[Instruction]
Reproduce all of the data exactly.

[Data shown]
§
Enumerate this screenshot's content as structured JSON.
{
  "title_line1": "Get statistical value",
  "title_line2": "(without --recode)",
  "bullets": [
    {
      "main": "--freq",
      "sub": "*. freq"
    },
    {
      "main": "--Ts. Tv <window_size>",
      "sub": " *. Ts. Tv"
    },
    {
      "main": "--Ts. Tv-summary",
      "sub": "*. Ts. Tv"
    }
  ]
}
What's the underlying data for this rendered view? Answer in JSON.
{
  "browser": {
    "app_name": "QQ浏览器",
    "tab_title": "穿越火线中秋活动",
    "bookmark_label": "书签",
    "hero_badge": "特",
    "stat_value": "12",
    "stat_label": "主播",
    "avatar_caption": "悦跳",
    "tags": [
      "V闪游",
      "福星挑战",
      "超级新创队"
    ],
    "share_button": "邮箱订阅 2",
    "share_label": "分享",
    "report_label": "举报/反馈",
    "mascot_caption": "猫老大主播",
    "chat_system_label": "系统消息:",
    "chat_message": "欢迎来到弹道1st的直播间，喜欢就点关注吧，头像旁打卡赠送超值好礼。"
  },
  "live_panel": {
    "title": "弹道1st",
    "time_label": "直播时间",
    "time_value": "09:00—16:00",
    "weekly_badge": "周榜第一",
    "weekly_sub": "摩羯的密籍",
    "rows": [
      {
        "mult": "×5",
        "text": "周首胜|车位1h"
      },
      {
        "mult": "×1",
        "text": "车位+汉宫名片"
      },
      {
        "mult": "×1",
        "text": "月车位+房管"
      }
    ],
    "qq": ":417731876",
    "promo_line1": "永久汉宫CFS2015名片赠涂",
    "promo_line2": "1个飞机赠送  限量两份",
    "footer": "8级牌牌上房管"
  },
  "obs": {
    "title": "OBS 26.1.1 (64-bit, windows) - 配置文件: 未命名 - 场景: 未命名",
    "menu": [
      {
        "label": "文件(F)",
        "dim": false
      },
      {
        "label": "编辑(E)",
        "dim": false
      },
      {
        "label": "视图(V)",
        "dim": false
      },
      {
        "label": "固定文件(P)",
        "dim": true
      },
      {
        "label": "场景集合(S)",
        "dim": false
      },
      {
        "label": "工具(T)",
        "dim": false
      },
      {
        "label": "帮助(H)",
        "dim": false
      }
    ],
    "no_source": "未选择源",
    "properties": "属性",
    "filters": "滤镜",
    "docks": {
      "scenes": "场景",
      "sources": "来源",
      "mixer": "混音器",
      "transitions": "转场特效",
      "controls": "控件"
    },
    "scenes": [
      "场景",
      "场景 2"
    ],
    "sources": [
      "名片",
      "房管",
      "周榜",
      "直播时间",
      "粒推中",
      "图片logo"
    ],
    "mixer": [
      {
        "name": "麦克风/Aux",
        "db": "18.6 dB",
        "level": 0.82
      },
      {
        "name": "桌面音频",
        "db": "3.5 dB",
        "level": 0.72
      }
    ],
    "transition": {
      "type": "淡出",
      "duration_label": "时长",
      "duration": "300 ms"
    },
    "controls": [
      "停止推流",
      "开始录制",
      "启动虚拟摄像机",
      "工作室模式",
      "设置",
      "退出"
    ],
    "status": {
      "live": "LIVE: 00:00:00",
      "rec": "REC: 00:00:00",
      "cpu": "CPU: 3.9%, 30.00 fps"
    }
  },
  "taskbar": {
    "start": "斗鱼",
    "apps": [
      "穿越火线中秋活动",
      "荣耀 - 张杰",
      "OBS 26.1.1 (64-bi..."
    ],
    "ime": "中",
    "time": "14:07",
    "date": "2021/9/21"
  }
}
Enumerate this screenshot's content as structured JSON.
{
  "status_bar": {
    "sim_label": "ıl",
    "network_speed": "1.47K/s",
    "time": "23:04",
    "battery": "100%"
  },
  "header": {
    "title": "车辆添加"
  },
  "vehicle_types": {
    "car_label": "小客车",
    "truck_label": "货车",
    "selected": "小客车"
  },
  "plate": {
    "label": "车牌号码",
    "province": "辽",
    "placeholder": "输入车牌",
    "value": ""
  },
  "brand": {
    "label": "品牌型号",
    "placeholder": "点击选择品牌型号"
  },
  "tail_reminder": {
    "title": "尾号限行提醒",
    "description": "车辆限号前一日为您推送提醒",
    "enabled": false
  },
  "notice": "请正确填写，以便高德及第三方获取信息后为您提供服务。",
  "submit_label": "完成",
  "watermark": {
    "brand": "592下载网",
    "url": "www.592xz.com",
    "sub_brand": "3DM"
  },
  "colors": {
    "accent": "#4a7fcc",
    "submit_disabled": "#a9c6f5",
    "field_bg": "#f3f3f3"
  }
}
§
[Task solution]
Enumerate this screenshot's content as structured JSON.
{
  "title_line1": "Get statistical value",
  "title_line2": "(without --recode)",
  "bullets": [
    {
      "main": "--freq",
      "sub": "*. freq"
    },
    {
      "main": "--Ts. Tv <window_size>",
      "sub": " *. Ts. Tv"
    },
    {
      "main": "--Ts. Tv-summary",
      "sub": "*. Ts. Tv"
    }
  ]
}
What's the underlying data for this rendered view? Answer in JSON.
{
  "browser": {
    "app_name": "QQ浏览器",
    "tab_title": "穿越火线中秋活动",
    "bookmark_label": "书签",
    "hero_badge": "特",
    "stat_value": "12",
    "stat_label": "主播",
    "avatar_caption": "悦跳",
    "tags": [
      "V闪游",
      "福星挑战",
      "超级新创队"
    ],
    "share_button": "邮箱订阅 2",
    "share_label": "分享",
    "report_label": "举报/反馈",
    "mascot_caption": "猫老大主播",
    "chat_system_label": "系统消息:",
    "chat_message": "欢迎来到弹道1st的直播间，喜欢就点关注吧，头像旁打卡赠送超值好礼。"
  },
  "live_panel": {
    "title": "弹道1st",
    "time_label": "直播时间",
    "time_value": "09:00—16:00",
    "weekly_badge": "周榜第一",
    "weekly_sub": "摩羯的密籍",
    "rows": [
      {
        "mult": "×5",
        "text": "周首胜|车位1h"
      },
      {
        "mult": "×1",
        "text": "车位+汉宫名片"
      },
      {
        "mult": "×1",
        "text": "月车位+房管"
      }
    ],
    "qq": ":417731876",
    "promo_line1": "永久汉宫CFS2015名片赠涂",
    "promo_line2": "1个飞机赠送  限量两份",
    "footer": "8级牌牌上房管"
  },
  "obs": {
    "title": "OBS 26.1.1 (64-bit, windows) - 配置文件: 未命名 - 场景: 未命名",
    "menu": [
      {
        "label": "文件(F)",
        "dim": false
      },
      {
        "label": "编辑(E)",
        "dim": false
      },
      {
        "label": "视图(V)",
        "dim": false
      },
      {
        "label": "固定文件(P)",
        "dim": true
      },
      {
        "label": "场景集合(S)",
        "dim": false
      },
      {
        "label": "工具(T)",
        "dim": false
      },
      {
        "label": "帮助(H)",
        "dim": false
      }
    ],
    "no_source": "未选择源",
    "properties": "属性",
    "filters": "滤镜",
    "docks": {
      "scenes": "场景",
      "sources": "来源",
      "mixer": "混音器",
      "transitions": "转场特效",
      "controls": "控件"
    },
    "scenes": [
      "场景",
      "场景 2"
    ],
    "sources": [
      "名片",
      "房管",
      "周榜",
      "直播时间",
      "粒推中",
      "图片logo"
    ],
    "mixer": [
      {
        "name": "麦克风/Aux",
        "db": "18.6 dB",
        "level": 0.82
      },
      {
        "name": "桌面音频",
        "db": "3.5 dB",
        "level": 0.72
      }
    ],
    "transition": {
      "type": "淡出",
      "duration_label": "时长",
      "duration": "300 ms"
    },
    "controls": [
      "停止推流",
      "开始录制",
      "启动虚拟摄像机",
      "工作室模式",
      "设置",
      "退出"
    ],
    "status": {
      "live": "LIVE: 00:00:00",
      "rec": "REC: 00:00:00",
      "cpu": "CPU: 3.9%, 30.00 fps"
    }
  },
  "taskbar": {
    "start": "斗鱼",
    "apps": [
      "穿越火线中秋活动",
      "荣耀 - 张杰",
      "OBS 26.1.1 (64-bi..."
    ],
    "ime": "中",
    "time": "14:07",
    "date": "2021/9/21"
  }
}
Enumerate this screenshot's content as structured JSON.
{
  "status_bar": {
    "sim_label": "ıl",
    "network_speed": "1.47K/s",
    "time": "23:04",
    "battery": "100%"
  },
  "header": {
    "title": "车辆添加"
  },
  "vehicle_types": {
    "car_label": "小客车",
    "truck_label": "货车",
    "selected": "小客车"
  },
  "plate": {
    "label": "车牌号码",
    "province": "辽",
    "placeholder": "输入车牌",
    "value": ""
  },
  "brand": {
    "label": "品牌型号",
    "placeholder": "点击选择品牌型号"
  },
  "tail_reminder": {
    "title": "尾号限行提醒",
    "description": "车辆限号前一日为您推送提醒",
    "enabled": false
  },
  "notice": "请正确填写，以便高德及第三方获取信息后为您提供服务。",
  "submit_label": "完成",
  "watermark": {
    "brand": "592下载网",
    "url": "www.592xz.com",
    "sub_brand": "3DM"
  },
  "colors": {
    "accent": "#4a7fcc",
    "submit_disabled": "#a9c6f5",
    "field_bg": "#f3f3f3"
  }
}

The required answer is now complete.